* START *
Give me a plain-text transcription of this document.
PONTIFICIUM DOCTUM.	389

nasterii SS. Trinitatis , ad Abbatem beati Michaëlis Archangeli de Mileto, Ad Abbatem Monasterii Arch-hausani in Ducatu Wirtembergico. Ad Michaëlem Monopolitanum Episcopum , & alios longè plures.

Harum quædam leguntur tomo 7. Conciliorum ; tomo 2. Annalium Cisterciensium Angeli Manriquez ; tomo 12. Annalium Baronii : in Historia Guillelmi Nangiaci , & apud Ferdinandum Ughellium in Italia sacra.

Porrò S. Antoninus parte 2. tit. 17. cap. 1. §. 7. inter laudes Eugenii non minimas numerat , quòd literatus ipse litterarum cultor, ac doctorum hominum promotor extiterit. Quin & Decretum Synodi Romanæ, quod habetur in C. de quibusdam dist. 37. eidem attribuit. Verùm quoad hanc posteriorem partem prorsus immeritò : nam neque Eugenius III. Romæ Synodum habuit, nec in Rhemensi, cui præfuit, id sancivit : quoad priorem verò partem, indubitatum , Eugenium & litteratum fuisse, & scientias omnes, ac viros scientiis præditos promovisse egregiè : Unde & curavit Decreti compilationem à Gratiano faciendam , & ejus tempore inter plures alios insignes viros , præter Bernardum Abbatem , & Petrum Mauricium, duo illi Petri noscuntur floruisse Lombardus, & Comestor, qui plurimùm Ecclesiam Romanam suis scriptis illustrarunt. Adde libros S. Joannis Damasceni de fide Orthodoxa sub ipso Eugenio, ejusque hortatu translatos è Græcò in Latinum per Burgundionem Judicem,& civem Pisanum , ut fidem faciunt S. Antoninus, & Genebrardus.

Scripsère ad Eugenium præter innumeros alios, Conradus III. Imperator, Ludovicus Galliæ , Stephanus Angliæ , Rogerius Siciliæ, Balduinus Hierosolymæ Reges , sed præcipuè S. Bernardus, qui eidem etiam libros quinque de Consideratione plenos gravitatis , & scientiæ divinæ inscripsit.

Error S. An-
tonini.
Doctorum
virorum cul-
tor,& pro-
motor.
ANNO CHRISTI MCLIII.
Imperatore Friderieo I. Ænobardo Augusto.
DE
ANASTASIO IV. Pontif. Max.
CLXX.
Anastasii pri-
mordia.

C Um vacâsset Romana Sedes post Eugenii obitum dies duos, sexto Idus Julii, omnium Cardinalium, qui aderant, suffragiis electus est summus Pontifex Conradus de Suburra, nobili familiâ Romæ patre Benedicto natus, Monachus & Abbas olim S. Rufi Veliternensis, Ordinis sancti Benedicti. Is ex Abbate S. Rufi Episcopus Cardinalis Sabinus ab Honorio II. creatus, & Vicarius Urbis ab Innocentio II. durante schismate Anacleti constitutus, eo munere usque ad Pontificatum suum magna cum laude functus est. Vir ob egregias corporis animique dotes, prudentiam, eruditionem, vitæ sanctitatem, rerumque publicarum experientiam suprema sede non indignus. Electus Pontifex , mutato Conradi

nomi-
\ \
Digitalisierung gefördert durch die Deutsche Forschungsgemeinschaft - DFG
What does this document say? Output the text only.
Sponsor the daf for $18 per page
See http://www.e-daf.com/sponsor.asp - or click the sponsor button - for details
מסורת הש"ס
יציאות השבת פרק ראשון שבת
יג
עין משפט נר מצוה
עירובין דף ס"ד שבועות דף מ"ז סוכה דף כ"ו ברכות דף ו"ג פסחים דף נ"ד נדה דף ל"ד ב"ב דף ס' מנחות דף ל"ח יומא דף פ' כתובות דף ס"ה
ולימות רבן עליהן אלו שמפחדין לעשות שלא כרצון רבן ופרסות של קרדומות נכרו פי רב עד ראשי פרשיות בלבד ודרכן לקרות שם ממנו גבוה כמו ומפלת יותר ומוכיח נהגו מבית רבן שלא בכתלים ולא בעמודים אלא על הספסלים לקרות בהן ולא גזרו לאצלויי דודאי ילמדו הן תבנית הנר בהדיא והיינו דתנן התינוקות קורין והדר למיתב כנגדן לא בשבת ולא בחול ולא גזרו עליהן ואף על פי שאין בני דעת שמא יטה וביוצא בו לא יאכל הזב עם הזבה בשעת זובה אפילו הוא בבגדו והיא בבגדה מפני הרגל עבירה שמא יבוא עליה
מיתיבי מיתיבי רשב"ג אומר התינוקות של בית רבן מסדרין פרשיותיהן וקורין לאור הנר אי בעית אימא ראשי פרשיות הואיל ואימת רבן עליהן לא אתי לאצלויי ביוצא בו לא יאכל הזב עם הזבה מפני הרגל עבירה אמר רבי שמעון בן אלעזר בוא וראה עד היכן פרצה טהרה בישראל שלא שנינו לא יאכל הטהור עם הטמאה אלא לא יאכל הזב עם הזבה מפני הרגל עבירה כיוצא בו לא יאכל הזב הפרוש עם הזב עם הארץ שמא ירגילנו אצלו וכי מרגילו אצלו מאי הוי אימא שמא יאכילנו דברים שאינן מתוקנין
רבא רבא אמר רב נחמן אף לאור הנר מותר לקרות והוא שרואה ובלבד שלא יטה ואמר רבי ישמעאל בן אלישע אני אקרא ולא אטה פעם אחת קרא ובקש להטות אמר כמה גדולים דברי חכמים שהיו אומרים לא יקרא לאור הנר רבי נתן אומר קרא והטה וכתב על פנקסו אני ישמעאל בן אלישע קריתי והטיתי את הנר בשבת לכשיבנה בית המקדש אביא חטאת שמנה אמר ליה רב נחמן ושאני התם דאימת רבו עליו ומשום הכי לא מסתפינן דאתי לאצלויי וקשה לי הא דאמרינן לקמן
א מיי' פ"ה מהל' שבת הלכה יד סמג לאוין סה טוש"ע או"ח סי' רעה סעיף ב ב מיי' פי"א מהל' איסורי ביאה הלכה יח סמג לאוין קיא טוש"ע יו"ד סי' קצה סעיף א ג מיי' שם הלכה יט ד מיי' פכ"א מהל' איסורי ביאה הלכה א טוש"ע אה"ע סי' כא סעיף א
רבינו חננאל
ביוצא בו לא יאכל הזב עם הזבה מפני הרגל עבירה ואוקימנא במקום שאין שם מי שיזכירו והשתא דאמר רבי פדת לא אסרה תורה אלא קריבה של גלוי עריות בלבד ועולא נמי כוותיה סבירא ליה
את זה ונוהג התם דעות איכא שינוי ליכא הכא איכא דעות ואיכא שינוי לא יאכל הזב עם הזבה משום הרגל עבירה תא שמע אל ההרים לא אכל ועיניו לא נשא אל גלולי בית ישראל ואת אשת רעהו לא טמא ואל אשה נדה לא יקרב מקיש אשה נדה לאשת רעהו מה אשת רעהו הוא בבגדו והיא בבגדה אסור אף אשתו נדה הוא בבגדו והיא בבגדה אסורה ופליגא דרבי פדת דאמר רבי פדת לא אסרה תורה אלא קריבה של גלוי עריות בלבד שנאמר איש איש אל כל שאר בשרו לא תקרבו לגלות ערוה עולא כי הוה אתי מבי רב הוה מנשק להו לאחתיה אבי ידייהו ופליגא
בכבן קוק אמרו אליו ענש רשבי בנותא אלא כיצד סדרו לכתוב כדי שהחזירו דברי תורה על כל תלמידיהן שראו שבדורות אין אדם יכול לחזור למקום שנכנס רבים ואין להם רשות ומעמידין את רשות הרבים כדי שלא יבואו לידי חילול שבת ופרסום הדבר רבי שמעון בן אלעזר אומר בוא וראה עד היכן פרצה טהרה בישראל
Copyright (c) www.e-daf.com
* END *
◆ DO THIS
Pick out the lines above that hold the string "טהרה" and show them.

◆ OUTPUT OF THE EXERCISE
מיתיבי מיתיבי רשב"ג אומר התינוקות של בית רבן מסדרין פרשיותיהן וקורין לאור הנר אי בעית אימא ראשי פרשיות הואיל ואימת רבן עליהן לא אתי לאצלויי ביוצא בו לא יאכל הזב עם הזבה מפני הרגל עבירה אמר רבי שמעון בן אלעזר בוא וראה עד היכן פרצה טהרה בישראל שלא שנינו לא יאכל הטהור עם הטמאה אלא לא יאכל הזב עם הזבה מפני הרגל עבירה כיוצא בו לא יאכל הזב הפרוש עם הזב עם הארץ שמא ירגילנו אצלו וכי מרגילו אצלו מאי הוי אימא שמא יאכילנו דברים שאינן מתוקנין
בכבן קוק אמרו אליו ענש רשבי בנותא אלא כיצד סדרו לכתוב כדי שהחזירו דברי תורה על כל תלמידיהן שראו שבדורות אין אדם יכול לחזור למקום שנכנס רבים ואין להם רשות ומעמידין את רשות הרבים כדי שלא יבואו לידי חילול שבת ופרסום הדבר רבי שמעון בן אלעזר אומר בוא וראה עד היכן פרצה טהרה בישראל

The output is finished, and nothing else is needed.